Work item
Search the records below for the word "Other". Pull out each line that has it.

(Stored data entries)
# # #

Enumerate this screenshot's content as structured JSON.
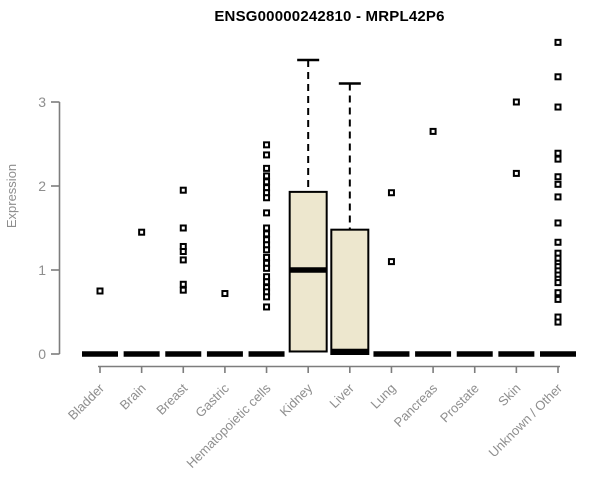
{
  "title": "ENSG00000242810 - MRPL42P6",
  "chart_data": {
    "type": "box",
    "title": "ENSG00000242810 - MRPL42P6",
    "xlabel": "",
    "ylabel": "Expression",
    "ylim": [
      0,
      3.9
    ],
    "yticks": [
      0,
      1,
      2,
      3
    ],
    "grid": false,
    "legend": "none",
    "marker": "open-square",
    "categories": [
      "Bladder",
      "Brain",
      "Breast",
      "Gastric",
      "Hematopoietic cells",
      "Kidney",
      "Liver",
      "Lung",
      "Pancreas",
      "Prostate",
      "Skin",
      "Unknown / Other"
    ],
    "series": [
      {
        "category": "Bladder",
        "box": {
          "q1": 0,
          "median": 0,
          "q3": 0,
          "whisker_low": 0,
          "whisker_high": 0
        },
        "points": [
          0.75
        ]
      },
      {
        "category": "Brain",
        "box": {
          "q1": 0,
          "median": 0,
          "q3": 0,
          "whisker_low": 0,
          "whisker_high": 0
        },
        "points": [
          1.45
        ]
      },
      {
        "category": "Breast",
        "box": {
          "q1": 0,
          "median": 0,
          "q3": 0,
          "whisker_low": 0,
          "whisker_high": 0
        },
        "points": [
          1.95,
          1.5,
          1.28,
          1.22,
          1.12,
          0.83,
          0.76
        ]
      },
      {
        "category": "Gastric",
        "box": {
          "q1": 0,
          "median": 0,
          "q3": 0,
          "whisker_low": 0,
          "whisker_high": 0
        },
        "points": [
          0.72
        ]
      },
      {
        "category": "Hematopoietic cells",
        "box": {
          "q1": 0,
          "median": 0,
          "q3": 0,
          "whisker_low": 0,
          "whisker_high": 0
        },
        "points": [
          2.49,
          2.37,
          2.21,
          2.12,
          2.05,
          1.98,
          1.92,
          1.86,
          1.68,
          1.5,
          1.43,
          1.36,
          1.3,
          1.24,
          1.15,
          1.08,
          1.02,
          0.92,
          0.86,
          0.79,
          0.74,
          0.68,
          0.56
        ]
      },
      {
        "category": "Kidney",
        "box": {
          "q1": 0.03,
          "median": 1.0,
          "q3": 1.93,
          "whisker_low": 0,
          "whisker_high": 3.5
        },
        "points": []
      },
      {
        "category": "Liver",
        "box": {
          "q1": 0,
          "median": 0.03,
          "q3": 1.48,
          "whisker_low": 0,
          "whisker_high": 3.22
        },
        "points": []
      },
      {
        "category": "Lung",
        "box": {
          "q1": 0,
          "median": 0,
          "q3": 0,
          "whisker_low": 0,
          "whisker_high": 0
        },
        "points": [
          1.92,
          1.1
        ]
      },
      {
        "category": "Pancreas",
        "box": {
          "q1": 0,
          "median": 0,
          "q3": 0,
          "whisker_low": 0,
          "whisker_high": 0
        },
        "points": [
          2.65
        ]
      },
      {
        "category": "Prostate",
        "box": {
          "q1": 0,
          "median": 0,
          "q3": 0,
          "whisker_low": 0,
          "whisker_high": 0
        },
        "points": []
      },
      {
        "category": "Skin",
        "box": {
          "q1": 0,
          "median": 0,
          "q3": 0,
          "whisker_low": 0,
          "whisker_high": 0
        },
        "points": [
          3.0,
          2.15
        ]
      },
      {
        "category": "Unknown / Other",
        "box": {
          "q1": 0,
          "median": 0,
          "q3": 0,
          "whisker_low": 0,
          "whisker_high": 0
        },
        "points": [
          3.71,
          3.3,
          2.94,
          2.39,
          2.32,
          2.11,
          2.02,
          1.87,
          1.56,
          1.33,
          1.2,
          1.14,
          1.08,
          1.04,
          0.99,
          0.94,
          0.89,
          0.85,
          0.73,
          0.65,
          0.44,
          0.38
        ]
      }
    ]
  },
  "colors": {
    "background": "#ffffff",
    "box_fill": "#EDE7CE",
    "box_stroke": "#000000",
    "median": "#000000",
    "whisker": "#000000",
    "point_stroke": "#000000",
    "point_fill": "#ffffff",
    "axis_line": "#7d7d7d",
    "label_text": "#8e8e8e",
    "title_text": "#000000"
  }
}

# # #

Solution
      "Unknown / Other"
        "category": "Unknown / Other",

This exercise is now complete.